WHAT THE TASK ASKS: Each line of the material below that holds the word "Office" needs to be copied.

EXCERPTED DATA:
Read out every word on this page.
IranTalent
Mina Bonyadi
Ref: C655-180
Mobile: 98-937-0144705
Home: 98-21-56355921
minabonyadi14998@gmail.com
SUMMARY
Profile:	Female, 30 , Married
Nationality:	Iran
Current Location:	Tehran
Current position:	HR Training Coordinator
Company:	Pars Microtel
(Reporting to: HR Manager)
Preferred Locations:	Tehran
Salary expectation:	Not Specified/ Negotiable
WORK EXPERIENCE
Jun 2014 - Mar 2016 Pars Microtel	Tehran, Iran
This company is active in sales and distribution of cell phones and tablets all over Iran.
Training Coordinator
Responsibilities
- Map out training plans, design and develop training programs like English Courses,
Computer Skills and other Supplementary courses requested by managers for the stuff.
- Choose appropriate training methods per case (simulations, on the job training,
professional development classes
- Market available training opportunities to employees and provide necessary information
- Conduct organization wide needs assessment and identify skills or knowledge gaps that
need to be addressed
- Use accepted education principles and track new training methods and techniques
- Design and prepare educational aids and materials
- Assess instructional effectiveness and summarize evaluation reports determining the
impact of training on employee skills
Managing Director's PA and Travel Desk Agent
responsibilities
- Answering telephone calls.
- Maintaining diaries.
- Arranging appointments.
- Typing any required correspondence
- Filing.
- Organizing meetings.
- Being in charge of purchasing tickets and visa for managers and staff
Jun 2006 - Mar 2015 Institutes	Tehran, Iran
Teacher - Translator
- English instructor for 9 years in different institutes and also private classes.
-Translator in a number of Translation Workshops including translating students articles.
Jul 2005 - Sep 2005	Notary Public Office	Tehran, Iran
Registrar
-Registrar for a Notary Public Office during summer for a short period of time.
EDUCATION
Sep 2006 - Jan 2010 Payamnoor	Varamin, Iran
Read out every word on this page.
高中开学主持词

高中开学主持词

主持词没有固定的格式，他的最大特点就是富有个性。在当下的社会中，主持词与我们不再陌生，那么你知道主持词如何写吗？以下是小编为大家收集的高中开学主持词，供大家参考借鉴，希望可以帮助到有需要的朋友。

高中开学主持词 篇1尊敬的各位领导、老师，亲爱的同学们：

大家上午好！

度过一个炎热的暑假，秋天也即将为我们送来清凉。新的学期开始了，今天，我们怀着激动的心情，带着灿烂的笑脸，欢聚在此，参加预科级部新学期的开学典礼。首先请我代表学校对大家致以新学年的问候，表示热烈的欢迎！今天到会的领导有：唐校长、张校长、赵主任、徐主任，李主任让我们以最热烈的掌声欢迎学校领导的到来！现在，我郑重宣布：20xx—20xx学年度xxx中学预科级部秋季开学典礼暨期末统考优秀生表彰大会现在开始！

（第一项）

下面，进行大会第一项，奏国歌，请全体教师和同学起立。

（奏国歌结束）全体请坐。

RESULT OF THIS TASK:
Jul 2005 - Sep 2005	Notary Public Office	Tehran, Iran
-Registrar for a Notary Public Office during summer for a short period of time.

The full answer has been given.